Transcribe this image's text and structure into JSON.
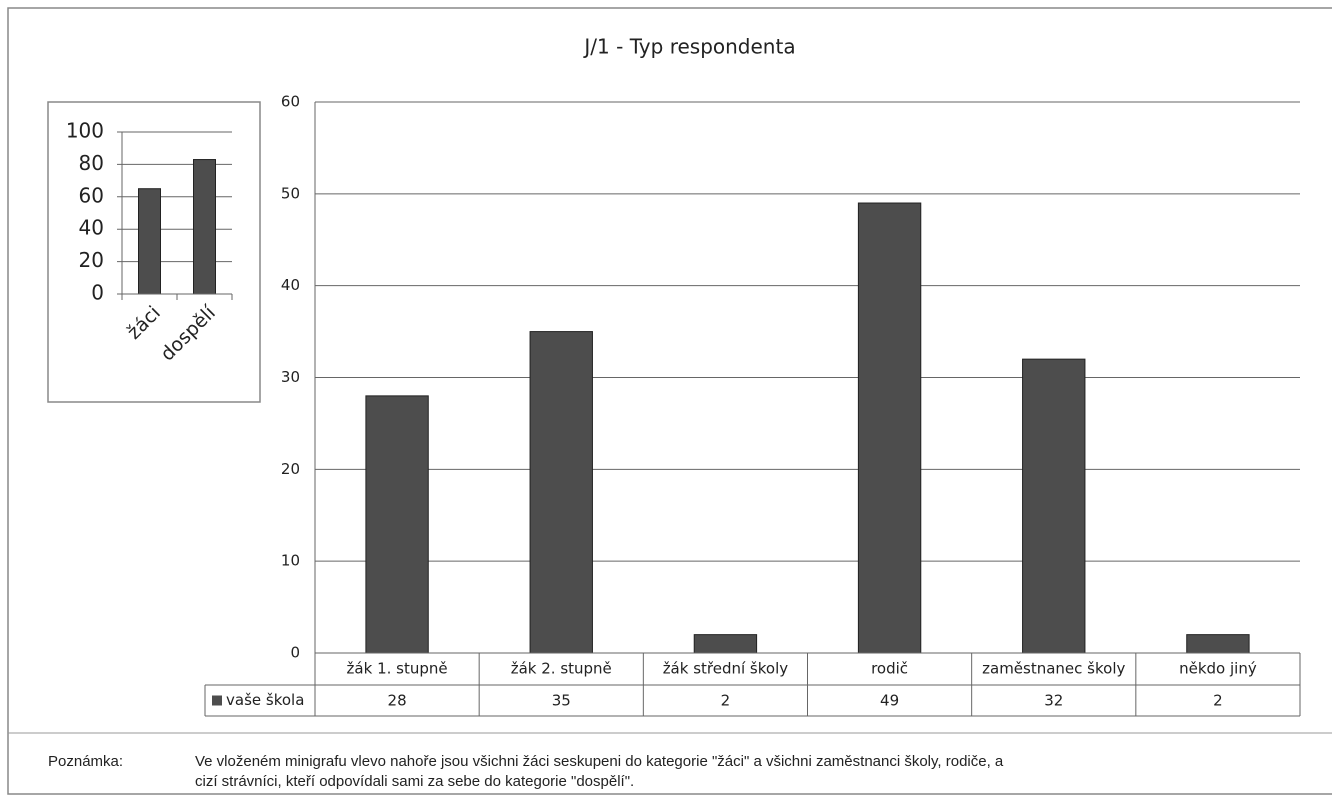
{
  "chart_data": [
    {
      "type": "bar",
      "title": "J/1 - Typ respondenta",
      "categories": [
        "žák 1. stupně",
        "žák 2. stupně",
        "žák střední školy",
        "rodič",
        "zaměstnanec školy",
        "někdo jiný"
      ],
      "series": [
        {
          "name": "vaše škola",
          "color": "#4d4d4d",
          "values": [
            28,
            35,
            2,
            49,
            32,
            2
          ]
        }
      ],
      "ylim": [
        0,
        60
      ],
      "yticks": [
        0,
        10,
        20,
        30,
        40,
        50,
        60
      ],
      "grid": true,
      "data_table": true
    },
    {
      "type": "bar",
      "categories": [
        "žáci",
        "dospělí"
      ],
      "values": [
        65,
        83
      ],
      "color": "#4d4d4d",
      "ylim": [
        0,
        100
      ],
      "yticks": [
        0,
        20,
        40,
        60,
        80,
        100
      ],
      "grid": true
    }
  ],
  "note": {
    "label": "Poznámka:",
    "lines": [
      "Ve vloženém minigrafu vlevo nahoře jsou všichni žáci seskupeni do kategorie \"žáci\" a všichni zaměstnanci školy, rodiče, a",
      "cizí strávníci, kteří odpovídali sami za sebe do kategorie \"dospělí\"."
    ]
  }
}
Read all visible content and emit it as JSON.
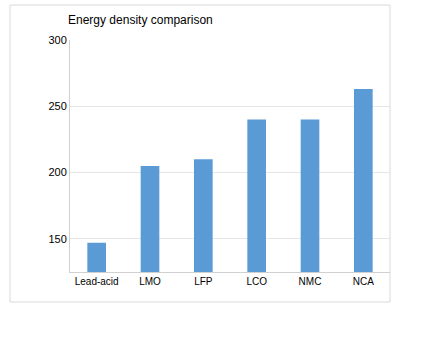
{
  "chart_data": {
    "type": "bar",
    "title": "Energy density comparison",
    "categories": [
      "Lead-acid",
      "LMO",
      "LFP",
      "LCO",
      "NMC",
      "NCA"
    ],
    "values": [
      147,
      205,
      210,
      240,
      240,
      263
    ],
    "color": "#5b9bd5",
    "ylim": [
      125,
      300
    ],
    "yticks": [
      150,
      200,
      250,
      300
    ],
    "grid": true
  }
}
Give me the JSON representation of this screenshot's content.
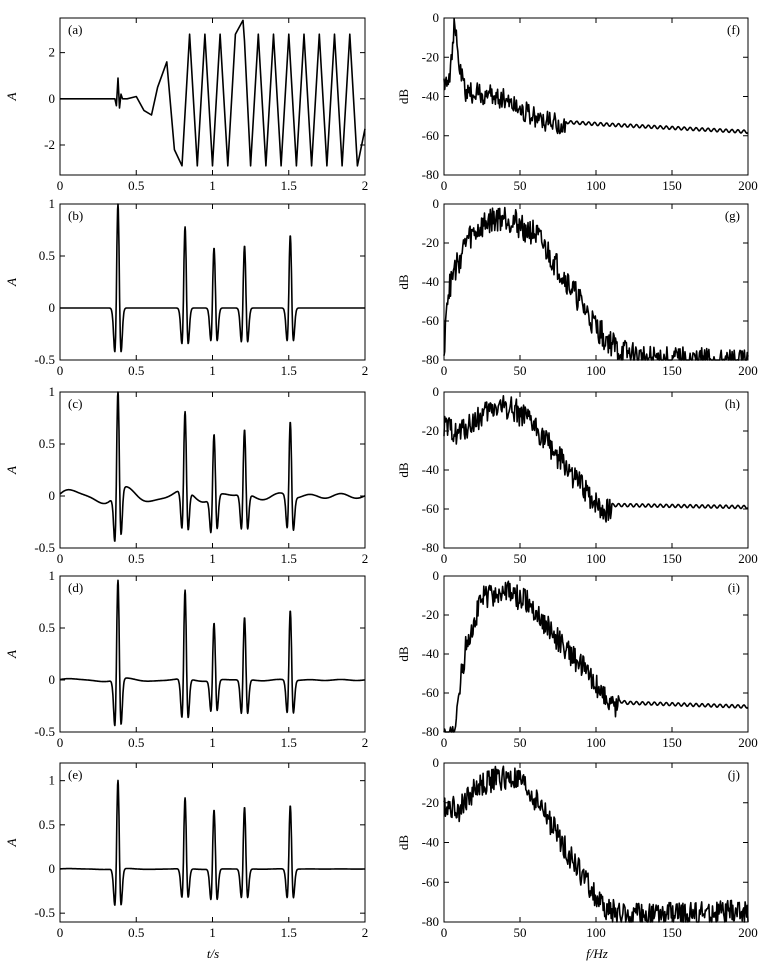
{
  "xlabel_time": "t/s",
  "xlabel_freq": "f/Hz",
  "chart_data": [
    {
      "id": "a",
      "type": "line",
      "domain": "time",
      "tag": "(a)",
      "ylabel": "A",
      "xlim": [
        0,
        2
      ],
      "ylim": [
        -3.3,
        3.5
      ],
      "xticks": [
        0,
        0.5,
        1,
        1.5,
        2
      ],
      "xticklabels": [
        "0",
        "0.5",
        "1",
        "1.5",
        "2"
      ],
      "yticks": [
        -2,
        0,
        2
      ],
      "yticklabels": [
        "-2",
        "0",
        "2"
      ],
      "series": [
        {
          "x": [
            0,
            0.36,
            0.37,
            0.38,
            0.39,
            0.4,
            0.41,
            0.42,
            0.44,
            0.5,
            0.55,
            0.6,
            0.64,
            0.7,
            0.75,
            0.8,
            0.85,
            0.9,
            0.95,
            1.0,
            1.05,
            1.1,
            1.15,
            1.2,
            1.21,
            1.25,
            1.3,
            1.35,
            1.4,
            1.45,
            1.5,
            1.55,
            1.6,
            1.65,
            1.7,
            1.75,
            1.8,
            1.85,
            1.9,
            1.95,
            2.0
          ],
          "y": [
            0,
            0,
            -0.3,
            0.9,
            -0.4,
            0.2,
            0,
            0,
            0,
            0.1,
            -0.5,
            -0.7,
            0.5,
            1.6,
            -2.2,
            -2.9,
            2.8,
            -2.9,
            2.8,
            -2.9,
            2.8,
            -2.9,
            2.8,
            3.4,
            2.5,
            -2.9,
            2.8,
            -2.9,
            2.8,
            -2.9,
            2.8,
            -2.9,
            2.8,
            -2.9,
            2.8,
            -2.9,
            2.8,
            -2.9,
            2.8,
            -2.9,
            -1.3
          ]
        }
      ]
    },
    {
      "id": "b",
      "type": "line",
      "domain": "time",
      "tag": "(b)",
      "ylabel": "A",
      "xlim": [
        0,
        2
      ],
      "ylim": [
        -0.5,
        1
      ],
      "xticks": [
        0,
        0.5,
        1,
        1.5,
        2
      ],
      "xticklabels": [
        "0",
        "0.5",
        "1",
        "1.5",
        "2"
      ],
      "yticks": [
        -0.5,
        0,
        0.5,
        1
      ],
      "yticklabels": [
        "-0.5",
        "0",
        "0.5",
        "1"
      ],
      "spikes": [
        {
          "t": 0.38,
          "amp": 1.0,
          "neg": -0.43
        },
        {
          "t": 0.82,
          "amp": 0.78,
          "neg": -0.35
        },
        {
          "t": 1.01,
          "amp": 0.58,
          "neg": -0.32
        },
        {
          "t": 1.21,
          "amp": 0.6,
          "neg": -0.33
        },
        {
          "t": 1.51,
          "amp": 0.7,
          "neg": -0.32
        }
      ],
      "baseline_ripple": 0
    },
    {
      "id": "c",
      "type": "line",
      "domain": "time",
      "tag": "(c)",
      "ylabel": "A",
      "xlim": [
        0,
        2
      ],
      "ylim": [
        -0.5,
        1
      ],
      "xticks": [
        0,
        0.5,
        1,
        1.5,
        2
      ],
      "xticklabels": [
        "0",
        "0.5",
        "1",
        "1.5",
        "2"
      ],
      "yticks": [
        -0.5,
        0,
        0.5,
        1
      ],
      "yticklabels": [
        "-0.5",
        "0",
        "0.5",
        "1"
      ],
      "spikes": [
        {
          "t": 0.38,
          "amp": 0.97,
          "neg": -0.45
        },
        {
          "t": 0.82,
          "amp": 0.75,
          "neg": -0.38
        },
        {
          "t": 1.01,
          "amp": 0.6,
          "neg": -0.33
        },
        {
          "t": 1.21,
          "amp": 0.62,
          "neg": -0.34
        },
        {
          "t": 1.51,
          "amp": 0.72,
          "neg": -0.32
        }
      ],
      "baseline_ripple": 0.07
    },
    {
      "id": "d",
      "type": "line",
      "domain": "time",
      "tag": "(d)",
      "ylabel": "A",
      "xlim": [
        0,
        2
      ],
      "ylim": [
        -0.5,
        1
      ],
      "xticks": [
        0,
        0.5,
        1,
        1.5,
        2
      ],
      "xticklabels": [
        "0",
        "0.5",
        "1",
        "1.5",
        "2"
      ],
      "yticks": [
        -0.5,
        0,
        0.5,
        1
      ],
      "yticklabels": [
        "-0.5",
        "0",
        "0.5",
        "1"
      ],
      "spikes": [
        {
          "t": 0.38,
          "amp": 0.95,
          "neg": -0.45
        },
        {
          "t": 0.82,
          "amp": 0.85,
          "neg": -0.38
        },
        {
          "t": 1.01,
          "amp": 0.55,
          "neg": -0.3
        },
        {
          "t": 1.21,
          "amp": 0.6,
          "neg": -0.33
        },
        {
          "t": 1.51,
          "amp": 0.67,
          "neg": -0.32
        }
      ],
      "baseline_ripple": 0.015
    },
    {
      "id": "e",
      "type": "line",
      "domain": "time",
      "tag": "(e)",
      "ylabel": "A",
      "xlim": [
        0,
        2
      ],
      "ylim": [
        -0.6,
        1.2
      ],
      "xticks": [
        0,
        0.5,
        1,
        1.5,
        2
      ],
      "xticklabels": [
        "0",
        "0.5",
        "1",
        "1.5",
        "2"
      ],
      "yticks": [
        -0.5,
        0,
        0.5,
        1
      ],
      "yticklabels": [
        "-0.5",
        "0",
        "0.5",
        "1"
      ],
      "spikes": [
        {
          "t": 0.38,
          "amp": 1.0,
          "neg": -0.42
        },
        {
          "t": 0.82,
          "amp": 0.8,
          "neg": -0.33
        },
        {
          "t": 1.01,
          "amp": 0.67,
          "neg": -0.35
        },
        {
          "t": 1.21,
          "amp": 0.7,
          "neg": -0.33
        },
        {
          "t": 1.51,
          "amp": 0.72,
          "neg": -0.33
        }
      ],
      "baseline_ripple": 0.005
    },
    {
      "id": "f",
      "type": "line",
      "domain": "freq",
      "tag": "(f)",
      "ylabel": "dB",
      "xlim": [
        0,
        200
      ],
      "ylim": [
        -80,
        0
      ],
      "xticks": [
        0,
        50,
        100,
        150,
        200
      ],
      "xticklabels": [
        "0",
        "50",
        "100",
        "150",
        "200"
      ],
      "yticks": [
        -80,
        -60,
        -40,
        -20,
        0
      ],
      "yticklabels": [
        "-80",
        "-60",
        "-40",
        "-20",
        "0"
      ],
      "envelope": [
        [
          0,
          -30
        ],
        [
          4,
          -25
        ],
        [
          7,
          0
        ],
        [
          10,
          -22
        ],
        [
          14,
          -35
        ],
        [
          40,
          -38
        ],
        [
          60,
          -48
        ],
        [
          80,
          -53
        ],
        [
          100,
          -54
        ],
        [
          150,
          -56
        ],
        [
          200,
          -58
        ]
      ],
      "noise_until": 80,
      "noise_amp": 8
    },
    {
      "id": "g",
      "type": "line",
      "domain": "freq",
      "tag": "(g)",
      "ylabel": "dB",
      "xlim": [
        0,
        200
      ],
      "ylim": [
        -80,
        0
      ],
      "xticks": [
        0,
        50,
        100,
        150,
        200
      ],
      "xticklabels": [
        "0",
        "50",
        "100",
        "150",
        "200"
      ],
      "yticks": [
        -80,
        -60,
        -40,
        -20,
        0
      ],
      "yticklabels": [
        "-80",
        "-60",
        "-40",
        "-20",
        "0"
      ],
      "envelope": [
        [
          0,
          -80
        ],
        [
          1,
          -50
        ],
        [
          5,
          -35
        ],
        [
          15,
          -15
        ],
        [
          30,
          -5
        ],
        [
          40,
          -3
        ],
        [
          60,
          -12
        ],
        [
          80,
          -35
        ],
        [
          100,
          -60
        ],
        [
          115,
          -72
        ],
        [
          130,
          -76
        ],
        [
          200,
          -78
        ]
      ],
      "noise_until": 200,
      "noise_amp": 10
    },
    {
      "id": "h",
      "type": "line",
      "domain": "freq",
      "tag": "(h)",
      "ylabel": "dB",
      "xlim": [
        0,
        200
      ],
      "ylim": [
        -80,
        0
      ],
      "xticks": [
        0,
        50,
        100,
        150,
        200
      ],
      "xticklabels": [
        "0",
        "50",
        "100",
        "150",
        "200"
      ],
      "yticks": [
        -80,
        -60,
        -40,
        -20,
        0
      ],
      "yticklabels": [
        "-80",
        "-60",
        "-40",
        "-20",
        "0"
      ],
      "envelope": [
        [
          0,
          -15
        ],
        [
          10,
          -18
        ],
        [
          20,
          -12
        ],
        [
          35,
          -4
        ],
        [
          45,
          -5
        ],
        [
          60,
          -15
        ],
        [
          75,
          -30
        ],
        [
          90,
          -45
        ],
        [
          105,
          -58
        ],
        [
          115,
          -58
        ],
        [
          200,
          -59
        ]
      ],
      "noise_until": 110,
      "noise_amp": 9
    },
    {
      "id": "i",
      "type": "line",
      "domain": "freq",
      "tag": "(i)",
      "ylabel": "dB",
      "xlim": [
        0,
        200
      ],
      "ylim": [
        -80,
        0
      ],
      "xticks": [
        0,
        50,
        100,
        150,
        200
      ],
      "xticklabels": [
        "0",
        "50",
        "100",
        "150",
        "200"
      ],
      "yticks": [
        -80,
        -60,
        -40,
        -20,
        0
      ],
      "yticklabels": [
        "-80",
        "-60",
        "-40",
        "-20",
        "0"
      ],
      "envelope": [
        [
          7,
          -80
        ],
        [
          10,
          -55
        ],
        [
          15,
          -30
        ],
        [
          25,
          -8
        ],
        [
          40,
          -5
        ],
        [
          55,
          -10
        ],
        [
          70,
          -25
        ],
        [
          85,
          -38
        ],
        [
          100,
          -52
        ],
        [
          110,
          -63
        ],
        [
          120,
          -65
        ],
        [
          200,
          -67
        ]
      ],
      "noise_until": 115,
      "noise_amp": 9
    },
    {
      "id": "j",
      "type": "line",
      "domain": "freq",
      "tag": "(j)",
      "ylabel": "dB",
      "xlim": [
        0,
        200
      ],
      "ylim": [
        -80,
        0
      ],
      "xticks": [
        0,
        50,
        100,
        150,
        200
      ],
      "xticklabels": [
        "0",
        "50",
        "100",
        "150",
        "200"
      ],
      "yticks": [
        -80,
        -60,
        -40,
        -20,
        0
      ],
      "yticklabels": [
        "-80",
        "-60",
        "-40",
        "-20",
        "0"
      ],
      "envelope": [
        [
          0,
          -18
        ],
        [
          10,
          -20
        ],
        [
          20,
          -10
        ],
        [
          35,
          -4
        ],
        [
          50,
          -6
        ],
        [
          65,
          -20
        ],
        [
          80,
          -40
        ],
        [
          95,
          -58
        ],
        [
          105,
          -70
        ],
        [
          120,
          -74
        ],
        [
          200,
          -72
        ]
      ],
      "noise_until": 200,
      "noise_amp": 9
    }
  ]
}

__________

◆ Directions
From the listing above, pick out every line containing "this".

◆ Result
Transcribe this image's text and structure into JSON.
Give me the JSON representation of this screenshot's content.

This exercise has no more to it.